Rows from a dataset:
*-*-*

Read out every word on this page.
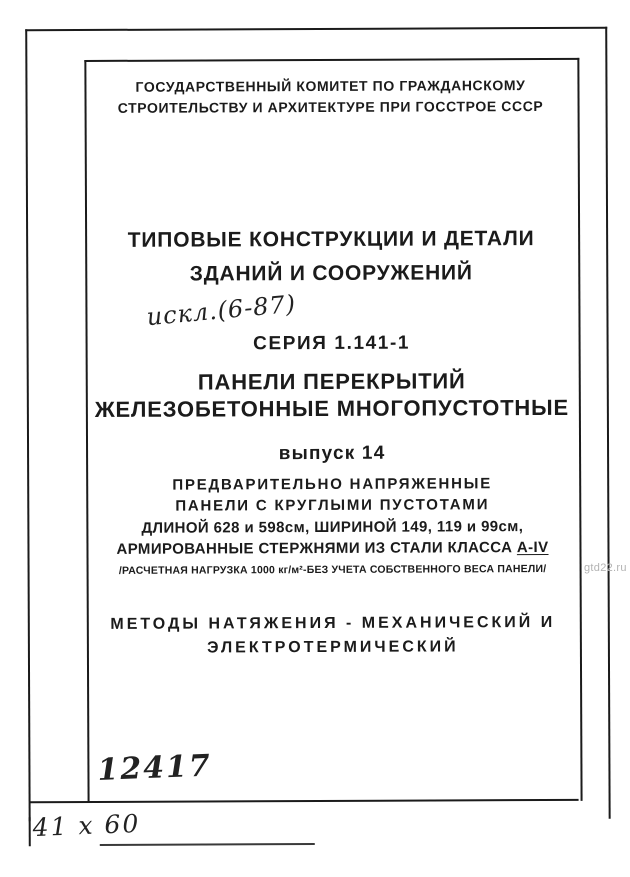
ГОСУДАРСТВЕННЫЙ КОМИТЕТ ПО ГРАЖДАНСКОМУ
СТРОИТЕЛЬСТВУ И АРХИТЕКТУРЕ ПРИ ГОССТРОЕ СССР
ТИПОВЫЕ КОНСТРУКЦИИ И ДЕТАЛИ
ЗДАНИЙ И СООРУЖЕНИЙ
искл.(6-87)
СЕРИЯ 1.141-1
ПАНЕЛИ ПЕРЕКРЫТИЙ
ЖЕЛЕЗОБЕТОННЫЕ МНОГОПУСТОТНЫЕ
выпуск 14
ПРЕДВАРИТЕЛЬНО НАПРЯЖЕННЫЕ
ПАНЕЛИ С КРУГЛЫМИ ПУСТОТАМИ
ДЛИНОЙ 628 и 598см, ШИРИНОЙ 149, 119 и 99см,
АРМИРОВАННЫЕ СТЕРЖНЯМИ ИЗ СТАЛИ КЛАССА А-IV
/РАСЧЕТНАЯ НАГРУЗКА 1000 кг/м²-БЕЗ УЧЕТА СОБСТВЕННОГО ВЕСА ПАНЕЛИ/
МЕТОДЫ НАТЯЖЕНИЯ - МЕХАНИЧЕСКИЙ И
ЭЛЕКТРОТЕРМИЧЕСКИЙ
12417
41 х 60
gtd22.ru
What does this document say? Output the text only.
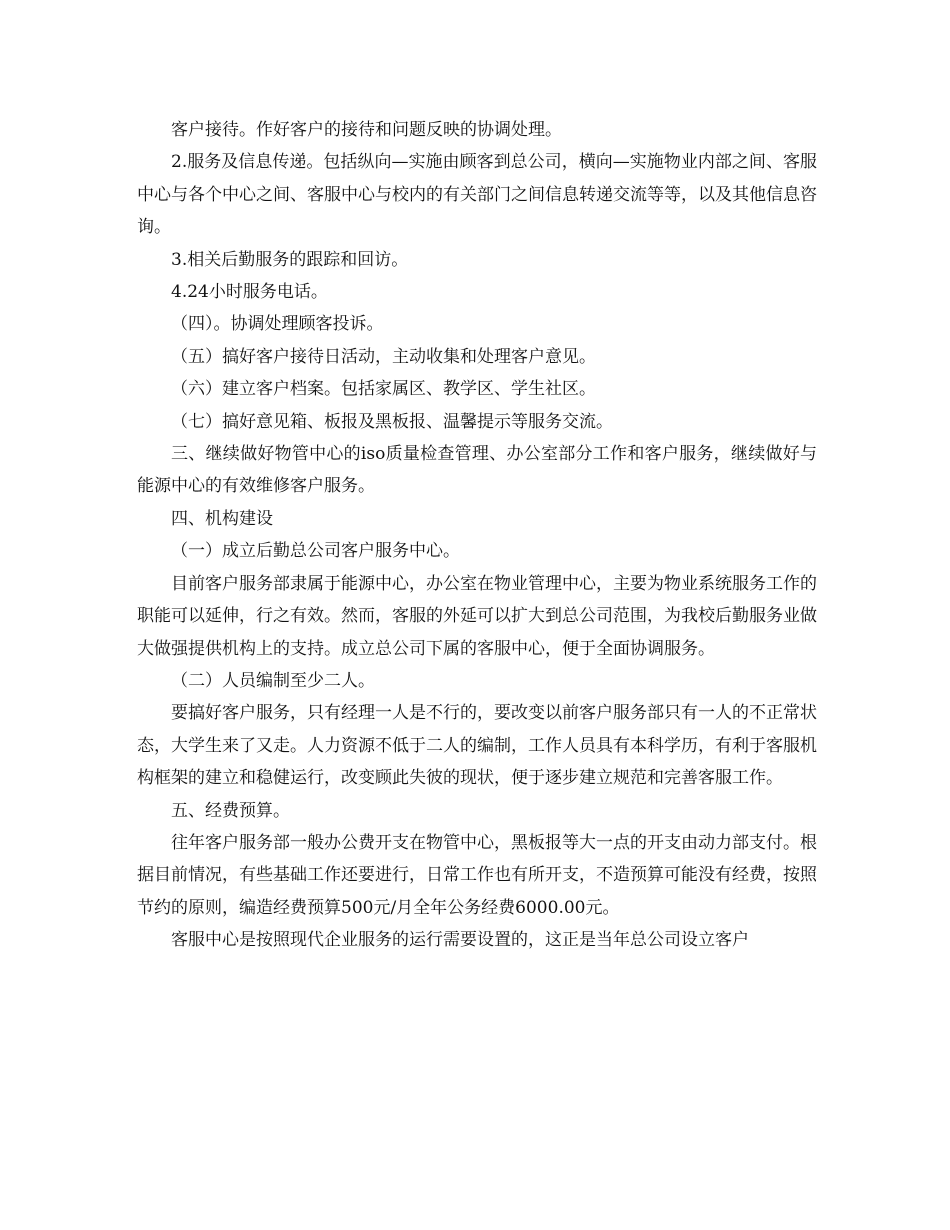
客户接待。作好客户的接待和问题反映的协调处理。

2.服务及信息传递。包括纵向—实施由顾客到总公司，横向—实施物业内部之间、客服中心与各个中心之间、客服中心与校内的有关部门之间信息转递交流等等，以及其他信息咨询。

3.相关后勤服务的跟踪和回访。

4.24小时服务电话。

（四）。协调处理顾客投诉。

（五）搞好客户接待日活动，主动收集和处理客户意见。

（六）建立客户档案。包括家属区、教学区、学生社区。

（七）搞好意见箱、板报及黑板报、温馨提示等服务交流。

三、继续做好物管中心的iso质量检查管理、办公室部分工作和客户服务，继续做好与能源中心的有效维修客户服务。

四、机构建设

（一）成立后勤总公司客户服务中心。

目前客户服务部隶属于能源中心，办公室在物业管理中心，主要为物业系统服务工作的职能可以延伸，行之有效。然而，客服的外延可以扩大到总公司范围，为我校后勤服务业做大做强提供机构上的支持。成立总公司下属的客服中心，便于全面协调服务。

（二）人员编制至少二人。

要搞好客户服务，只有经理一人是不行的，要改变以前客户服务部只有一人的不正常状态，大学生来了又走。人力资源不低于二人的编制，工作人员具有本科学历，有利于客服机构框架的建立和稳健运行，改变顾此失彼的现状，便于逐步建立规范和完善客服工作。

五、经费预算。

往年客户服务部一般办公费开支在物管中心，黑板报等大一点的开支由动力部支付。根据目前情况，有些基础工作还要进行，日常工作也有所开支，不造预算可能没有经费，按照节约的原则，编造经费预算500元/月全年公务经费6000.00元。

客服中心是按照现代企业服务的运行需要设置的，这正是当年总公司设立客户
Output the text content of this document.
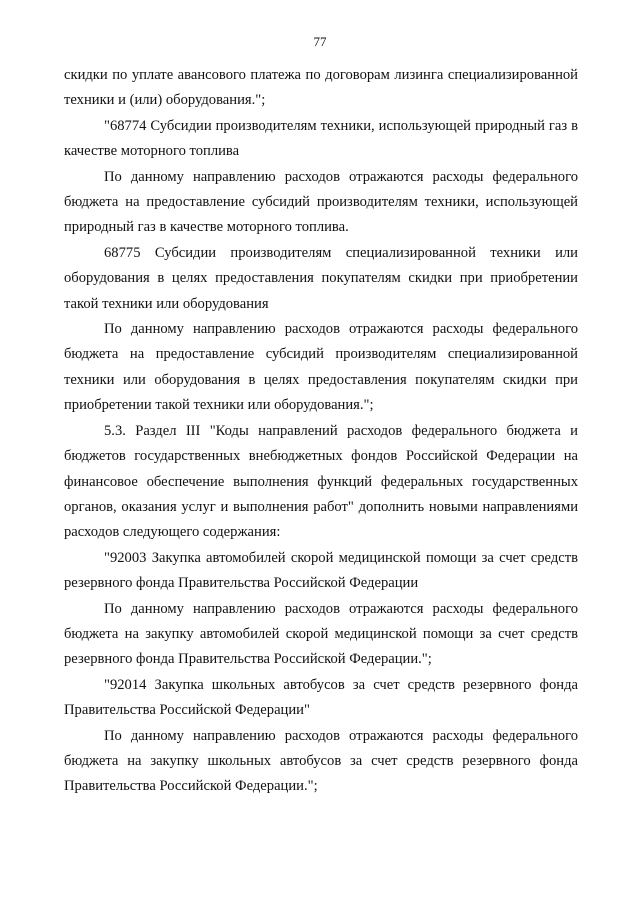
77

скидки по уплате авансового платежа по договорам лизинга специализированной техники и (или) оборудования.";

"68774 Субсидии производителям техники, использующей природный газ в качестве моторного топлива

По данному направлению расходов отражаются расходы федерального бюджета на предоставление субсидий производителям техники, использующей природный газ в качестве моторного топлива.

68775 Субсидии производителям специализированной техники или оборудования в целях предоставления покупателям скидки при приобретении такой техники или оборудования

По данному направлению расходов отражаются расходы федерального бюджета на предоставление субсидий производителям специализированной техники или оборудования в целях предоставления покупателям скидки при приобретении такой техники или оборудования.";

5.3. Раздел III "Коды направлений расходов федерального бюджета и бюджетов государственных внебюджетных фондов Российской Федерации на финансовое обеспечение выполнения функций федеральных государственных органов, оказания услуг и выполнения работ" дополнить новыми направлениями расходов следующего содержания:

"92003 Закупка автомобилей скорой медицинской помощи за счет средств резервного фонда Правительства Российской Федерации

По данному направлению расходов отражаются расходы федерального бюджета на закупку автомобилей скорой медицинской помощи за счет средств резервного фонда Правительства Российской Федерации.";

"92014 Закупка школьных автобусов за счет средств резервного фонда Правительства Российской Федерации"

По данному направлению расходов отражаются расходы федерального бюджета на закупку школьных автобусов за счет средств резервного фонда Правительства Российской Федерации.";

*-*-*

Set problem:
Please repeat the entries exactly. Do not include the pictures.

Solution for this exercise:
Read out every word on this page.
ГОСУДАРСТВЕННЫЙ КОМИТЕТ ПО ГРАЖДАНСКОМУ
СТРОИТЕЛЬСТВУ И АРХИТЕКТУРЕ ПРИ ГОССТРОЕ СССР
ТИПОВЫЕ КОНСТРУКЦИИ И ДЕТАЛИ
ЗДАНИЙ И СООРУЖЕНИЙ
искл.(6-87)
СЕРИЯ 1.141-1
ПАНЕЛИ ПЕРЕКРЫТИЙ
ЖЕЛЕЗОБЕТОННЫЕ МНОГОПУСТОТНЫЕ
выпуск 14
ПРЕДВАРИТЕЛЬНО НАПРЯЖЕННЫЕ
ПАНЕЛИ С КРУГЛЫМИ ПУСТОТАМИ
ДЛИНОЙ 628 и 598см, ШИРИНОЙ 149, 119 и 99см,
АРМИРОВАННЫЕ СТЕРЖНЯМИ ИЗ СТАЛИ КЛАССА А-IV
/РАСЧЕТНАЯ НАГРУЗКА 1000 кг/м²-БЕЗ УЧЕТА СОБСТВЕННОГО ВЕСА ПАНЕЛИ/
МЕТОДЫ НАТЯЖЕНИЯ - МЕХАНИЧЕСКИЙ И
ЭЛЕКТРОТЕРМИЧЕСКИЙ
12417
41 х 60
gtd22.ru
What does this document say? Output the text only.
客户接待。作好客户的接待和问题反映的协调处理。

2.服务及信息传递。包括纵向—实施由顾客到总公司，横向—实施物业内部之间、客服中心与各个中心之间、客服中心与校内的有关部门之间信息转递交流等等，以及其他信息咨询。

3.相关后勤服务的跟踪和回访。

4.24小时服务电话。

（四）。协调处理顾客投诉。

（五）搞好客户接待日活动，主动收集和处理客户意见。

（六）建立客户档案。包括家属区、教学区、学生社区。

（七）搞好意见箱、板报及黑板报、温馨提示等服务交流。

三、继续做好物管中心的iso质量检查管理、办公室部分工作和客户服务，继续做好与能源中心的有效维修客户服务。

四、机构建设

（一）成立后勤总公司客户服务中心。

目前客户服务部隶属于能源中心，办公室在物业管理中心，主要为物业系统服务工作的职能可以延伸，行之有效。然而，客服的外延可以扩大到总公司范围，为我校后勤服务业做大做强提供机构上的支持。成立总公司下属的客服中心，便于全面协调服务。

（二）人员编制至少二人。

要搞好客户服务，只有经理一人是不行的，要改变以前客户服务部只有一人的不正常状态，大学生来了又走。人力资源不低于二人的编制，工作人员具有本科学历，有利于客服机构框架的建立和稳健运行，改变顾此失彼的现状，便于逐步建立规范和完善客服工作。

五、经费预算。

往年客户服务部一般办公费开支在物管中心，黑板报等大一点的开支由动力部支付。根据目前情况，有些基础工作还要进行，日常工作也有所开支，不造预算可能没有经费，按照节约的原则，编造经费预算500元/月全年公务经费6000.00元。

客服中心是按照现代企业服务的运行需要设置的，这正是当年总公司设立客户
Output the text content of this document.
77

скидки по уплате авансового платежа по договорам лизинга специализированной техники и (или) оборудования.";

"68774 Субсидии производителям техники, использующей природный газ в качестве моторного топлива

По данному направлению расходов отражаются расходы федерального бюджета на предоставление субсидий производителям техники, использующей природный газ в качестве моторного топлива.

68775 Субсидии производителям специализированной техники или оборудования в целях предоставления покупателям скидки при приобретении такой техники или оборудования

По данному направлению расходов отражаются расходы федерального бюджета на предоставление субсидий производителям специализированной техники или оборудования в целях предоставления покупателям скидки при приобретении такой техники или оборудования.";

5.3. Раздел III "Коды направлений расходов федерального бюджета и бюджетов государственных внебюджетных фондов Российской Федерации на финансовое обеспечение выполнения функций федеральных государственных органов, оказания услуг и выполнения работ" дополнить новыми направлениями расходов следующего содержания:

"92003 Закупка автомобилей скорой медицинской помощи за счет средств резервного фонда Правительства Российской Федерации

По данному направлению расходов отражаются расходы федерального бюджета на закупку автомобилей скорой медицинской помощи за счет средств резервного фонда Правительства Российской Федерации.";

"92014 Закупка школьных автобусов за счет средств резервного фонда Правительства Российской Федерации"

По данному направлению расходов отражаются расходы федерального бюджета на закупку школьных автобусов за счет средств резервного фонда Правительства Российской Федерации.";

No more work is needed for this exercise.